Filter the data for lines with the word "xlabel", then copy every line so identified.
☆ ☆ ☆ ☆
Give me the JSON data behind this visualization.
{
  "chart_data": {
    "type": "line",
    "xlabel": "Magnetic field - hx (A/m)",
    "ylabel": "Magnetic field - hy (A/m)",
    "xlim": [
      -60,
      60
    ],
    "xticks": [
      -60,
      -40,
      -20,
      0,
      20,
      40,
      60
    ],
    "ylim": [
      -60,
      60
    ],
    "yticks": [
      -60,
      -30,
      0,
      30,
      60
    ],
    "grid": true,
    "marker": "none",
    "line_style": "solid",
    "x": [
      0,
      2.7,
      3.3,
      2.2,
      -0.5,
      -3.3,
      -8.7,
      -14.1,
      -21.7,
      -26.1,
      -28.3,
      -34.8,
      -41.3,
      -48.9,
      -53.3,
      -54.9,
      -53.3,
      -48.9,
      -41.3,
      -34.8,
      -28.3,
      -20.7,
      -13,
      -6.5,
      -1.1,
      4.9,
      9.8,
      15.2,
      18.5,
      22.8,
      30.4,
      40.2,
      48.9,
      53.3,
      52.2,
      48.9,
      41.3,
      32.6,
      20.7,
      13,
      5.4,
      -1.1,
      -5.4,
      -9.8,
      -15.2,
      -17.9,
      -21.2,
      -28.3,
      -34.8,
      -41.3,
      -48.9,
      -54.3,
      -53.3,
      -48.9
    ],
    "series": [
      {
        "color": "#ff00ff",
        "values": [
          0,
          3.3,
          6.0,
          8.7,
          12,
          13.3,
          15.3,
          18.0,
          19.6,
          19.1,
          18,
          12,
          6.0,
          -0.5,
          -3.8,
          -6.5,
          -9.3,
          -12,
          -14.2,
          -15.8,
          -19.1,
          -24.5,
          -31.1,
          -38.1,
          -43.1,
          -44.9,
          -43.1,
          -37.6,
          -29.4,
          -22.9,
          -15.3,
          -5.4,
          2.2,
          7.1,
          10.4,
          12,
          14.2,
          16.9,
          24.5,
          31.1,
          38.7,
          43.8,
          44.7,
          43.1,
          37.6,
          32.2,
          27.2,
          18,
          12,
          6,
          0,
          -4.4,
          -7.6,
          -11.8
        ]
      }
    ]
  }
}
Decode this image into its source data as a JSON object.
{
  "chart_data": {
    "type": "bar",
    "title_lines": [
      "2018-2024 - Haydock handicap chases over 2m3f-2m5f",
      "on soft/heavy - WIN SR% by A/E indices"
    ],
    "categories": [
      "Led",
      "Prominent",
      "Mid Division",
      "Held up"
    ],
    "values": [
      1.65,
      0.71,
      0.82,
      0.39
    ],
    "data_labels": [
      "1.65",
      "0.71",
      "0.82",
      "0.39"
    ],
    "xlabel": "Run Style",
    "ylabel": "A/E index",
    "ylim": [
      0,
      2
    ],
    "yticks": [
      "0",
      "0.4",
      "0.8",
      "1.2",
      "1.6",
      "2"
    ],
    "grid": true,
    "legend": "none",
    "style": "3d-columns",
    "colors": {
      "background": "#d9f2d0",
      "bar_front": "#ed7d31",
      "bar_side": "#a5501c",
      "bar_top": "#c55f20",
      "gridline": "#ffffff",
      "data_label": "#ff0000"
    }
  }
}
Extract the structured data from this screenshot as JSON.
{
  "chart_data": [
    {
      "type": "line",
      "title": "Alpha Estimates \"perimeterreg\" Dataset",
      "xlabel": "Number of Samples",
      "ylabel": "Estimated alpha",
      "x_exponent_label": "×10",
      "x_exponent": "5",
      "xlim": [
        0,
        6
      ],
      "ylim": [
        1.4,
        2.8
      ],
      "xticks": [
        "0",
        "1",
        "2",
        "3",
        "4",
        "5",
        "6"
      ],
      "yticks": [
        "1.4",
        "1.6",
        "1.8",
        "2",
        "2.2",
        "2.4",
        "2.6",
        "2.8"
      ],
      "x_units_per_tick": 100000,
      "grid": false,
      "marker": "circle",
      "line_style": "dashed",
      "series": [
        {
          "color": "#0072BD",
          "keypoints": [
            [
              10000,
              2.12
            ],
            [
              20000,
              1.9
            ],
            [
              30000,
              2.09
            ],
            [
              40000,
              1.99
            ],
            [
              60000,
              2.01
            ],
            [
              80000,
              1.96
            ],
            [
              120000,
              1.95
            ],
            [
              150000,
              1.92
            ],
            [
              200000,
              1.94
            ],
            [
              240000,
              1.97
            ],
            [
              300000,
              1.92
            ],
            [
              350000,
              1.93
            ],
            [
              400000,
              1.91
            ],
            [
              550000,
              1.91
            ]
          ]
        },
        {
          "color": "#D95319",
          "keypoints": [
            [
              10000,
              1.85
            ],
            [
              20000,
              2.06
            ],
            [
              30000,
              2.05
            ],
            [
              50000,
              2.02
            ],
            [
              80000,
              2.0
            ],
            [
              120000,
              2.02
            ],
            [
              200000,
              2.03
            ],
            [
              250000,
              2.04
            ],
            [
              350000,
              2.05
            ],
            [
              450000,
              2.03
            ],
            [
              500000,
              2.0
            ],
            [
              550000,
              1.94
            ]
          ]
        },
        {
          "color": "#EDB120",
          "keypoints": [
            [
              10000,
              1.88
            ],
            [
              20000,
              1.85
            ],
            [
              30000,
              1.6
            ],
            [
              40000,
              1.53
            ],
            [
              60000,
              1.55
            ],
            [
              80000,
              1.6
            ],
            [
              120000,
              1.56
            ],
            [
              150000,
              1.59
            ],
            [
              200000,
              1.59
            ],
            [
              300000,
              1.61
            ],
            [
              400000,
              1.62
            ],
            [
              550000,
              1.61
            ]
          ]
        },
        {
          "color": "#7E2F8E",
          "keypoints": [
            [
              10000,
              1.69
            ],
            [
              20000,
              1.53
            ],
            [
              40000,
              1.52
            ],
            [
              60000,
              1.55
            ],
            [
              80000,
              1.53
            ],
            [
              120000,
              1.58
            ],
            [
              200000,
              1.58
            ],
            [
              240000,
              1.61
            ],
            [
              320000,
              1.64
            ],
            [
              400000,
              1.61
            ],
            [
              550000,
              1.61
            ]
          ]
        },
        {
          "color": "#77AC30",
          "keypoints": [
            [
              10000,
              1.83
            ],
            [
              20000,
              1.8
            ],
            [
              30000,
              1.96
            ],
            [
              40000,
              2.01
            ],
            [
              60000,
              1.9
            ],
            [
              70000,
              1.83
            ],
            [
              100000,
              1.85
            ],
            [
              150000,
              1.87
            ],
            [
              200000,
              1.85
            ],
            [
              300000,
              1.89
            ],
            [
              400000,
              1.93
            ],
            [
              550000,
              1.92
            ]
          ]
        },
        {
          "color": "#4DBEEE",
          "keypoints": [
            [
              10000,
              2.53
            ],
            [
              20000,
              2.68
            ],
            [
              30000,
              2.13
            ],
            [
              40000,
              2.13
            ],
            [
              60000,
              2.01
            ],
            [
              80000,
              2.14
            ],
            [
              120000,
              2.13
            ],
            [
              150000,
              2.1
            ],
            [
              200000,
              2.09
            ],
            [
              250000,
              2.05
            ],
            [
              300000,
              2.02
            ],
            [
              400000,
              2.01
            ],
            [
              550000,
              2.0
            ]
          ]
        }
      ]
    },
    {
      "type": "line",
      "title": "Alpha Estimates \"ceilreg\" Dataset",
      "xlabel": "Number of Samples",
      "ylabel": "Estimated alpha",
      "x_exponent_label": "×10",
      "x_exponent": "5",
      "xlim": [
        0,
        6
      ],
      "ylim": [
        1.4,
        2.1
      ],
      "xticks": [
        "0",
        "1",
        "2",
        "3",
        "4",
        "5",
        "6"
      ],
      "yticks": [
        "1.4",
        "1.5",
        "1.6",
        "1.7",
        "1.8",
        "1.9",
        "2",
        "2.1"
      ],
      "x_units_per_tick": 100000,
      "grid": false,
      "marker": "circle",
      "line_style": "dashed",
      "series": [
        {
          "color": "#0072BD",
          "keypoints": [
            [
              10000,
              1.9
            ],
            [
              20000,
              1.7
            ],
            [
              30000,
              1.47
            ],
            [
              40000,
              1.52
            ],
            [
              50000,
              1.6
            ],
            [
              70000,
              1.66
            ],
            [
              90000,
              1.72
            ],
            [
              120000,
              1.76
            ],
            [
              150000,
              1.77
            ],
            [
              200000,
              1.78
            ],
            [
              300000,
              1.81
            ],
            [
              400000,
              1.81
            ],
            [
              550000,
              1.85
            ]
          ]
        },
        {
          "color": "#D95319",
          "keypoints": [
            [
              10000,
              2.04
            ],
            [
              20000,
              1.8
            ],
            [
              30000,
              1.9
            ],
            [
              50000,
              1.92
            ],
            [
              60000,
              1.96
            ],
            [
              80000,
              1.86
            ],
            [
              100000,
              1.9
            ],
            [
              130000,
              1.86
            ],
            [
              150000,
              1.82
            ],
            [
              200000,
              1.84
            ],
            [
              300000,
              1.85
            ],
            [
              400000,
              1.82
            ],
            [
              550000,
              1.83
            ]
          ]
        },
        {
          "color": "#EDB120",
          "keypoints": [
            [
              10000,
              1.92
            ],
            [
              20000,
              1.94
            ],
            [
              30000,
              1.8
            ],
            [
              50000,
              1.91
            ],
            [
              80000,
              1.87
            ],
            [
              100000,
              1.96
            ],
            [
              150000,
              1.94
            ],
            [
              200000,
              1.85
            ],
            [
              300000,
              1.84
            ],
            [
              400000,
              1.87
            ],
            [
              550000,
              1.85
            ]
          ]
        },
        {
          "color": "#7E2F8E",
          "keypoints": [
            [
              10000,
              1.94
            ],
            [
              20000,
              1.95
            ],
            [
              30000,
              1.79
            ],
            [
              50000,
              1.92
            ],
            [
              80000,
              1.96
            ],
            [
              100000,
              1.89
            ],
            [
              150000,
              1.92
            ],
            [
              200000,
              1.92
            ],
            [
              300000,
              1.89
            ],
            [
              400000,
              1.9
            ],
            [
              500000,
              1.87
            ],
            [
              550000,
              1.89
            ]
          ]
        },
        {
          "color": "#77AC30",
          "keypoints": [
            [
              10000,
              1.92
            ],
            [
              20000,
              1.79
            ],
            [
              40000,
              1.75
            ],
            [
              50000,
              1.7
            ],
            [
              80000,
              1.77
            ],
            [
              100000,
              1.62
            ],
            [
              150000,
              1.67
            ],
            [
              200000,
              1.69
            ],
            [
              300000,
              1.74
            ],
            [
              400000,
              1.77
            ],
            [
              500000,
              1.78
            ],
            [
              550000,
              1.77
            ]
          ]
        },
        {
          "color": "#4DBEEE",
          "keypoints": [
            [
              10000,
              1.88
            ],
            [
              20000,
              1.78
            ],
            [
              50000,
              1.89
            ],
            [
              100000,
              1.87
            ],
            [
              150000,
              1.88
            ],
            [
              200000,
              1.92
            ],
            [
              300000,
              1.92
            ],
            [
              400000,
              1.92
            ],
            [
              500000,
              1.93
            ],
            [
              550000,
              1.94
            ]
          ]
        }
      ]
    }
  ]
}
☆ ☆ ☆ ☆
▶ _Exercise answer_:
    "xlabel": "Magnetic field - hx (A/m)",
    "xlabel": "Run Style",
      "xlabel": "Number of Samples",
      "xlabel": "Number of Samples",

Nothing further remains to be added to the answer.